== TASK INSTRUCTIONS ==
1 > From the passage on peephole optimization, repeat word for word the part starting with "Step 4 – Repeat: The" and going on through "performed at run-time.".
2 > Using the passage on peephole optimization, say yes or no to each statement below, and quote the words from the passage that settle it: (a) Constant folding evaluates constant expressions at run-time rather than at compile-time. (b) In the example, the compiler replaces the expression 10 + 5 with 15. (c) Constant folding can make a program faster by cutting down the computations done at run-time.

## begin EXCERPTED PASSAGE

Step 4 – Repeat: The process is repeated by finding new peepholes and applying the optimization
rules until no more opportunities to optimize exists.

Peephole Optimization Techniques

Here are some of the commonly used peephole optimization techniques:

Constant Folding

Constant folding is a peephole optimization technique that involves evaluating constant expressions
at compile-time instead of run-time. This optimization technique can significantly improve the
performance of a program by reducing the number of computations performed at run-time.

Here is an example of constant folding:

Initial Code:
int x = 10 + 5;

int y = x * 2;
Optimized Code:
int x = 15;

int y = x * 2;

Explanation: In this code, the expression 10 + 5 is a constant expression, which means that its value
can be computed at compile-time. Instead of computing the value of the expression at run-time, the
compiler can replace the expression with its computed value, which is 15.

## end EXCERPTED PASSAGE
## begin RECORDS SHOWN

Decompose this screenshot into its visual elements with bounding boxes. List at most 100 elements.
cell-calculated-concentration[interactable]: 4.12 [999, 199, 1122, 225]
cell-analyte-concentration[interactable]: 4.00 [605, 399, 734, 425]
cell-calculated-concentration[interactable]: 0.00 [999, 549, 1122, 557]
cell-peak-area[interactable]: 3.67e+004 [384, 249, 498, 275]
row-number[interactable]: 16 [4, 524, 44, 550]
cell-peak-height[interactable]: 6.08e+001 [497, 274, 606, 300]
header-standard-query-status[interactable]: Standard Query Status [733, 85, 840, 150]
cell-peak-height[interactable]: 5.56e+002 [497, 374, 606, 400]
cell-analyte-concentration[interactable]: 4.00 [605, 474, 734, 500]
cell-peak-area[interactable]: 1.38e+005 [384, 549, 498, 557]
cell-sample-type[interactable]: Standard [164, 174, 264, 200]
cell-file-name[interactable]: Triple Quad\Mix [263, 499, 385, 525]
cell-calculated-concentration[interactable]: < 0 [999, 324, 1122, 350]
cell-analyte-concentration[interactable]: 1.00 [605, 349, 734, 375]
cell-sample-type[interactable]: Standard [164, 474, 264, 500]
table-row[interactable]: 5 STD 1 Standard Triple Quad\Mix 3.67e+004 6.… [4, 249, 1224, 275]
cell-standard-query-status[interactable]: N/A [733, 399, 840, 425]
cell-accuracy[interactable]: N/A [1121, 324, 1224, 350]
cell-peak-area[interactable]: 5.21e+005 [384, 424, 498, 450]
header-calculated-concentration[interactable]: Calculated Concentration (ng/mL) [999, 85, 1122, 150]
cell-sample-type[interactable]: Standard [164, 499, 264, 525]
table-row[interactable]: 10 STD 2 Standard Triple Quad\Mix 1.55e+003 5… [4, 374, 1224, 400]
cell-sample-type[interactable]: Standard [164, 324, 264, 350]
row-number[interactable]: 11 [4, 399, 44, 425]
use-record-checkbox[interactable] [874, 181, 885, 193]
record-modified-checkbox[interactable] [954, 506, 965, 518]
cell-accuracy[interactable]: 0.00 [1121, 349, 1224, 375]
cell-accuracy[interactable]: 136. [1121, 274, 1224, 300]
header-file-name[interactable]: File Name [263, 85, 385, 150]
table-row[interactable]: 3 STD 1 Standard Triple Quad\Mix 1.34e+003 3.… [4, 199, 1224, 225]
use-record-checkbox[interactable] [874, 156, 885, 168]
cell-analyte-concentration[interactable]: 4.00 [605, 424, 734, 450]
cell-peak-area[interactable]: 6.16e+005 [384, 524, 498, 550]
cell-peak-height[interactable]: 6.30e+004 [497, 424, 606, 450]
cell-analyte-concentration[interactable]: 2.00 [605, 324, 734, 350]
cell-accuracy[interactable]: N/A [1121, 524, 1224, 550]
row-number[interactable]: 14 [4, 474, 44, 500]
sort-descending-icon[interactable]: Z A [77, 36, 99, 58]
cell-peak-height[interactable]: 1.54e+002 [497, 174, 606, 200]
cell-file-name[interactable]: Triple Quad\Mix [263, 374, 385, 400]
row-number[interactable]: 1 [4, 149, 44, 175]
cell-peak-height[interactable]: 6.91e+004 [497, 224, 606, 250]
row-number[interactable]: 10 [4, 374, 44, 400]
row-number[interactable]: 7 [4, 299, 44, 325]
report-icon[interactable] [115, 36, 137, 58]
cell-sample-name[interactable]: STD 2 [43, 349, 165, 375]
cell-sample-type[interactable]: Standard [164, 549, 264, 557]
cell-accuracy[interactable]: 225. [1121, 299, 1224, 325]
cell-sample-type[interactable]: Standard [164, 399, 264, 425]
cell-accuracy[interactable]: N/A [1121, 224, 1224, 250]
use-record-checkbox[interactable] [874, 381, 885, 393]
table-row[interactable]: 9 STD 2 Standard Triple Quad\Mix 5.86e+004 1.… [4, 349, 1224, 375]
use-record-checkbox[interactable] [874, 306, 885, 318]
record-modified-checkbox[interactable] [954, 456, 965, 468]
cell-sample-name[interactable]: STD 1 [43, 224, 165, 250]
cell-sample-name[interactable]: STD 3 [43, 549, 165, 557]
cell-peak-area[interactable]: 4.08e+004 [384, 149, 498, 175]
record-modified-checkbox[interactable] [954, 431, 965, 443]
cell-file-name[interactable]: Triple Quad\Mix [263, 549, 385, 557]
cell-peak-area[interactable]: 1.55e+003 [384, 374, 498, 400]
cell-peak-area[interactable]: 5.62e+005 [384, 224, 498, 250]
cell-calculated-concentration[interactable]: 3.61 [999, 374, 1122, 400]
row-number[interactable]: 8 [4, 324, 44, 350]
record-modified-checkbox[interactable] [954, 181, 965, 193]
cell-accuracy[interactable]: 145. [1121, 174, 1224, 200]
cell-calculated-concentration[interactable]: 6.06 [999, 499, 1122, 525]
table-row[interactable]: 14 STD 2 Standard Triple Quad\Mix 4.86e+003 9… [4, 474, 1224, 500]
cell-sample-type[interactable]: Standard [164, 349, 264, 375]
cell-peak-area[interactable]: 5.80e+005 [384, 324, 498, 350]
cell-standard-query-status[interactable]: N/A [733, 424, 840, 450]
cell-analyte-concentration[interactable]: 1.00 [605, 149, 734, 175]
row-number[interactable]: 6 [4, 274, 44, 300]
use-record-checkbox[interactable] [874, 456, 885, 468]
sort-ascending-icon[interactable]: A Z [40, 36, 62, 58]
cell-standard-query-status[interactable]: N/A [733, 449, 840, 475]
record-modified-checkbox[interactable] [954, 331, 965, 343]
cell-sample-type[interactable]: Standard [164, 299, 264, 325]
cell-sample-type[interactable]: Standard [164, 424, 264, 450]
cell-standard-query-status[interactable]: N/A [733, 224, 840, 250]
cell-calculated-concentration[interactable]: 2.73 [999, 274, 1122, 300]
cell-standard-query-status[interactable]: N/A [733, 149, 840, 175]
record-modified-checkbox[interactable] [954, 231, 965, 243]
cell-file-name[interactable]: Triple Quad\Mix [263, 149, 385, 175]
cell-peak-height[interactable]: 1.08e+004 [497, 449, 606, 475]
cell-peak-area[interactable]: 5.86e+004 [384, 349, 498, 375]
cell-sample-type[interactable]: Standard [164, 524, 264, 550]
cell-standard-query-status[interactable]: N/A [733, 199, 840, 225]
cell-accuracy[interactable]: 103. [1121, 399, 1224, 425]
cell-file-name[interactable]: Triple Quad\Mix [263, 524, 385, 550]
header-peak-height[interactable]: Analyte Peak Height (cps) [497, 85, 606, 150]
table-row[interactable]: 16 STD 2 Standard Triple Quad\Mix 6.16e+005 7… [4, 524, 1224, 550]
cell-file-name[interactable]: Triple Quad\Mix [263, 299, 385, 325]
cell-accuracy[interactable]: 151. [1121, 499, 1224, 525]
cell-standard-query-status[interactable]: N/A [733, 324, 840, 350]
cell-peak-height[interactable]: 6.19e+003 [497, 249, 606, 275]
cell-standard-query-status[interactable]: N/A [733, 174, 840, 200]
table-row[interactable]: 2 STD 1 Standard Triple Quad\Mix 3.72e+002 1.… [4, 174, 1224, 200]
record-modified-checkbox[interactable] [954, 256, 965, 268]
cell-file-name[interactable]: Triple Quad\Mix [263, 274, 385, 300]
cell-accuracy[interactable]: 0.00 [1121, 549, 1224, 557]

## end RECORDS SHOWN

== ANSWERS TO THE PROBLEMS ==
1 >
Step 4 – Repeat: The process is repeated by finding new peepholes and applying the optimization
rules until no more opportunities to optimize exists.

Peephole Optimization Techniques

Here are some of the commonly used peephole optimization techniques:

Constant Folding

Constant folding is a peephole optimization technique that involves evaluating constant expressions
at compile-time instead of run-time. This optimization technique can significantly improve the
performance of a program by reducing the number of computations performed at run-time.

2 >
(a) No: "evaluating constant expressions at compile-time instead of run-time"
(b) Yes: "the compiler can replace the expression with its computed value, which is 15"
(c) Yes: "can significantly improve the performance of a program by reducing the number of computations performed at run-time"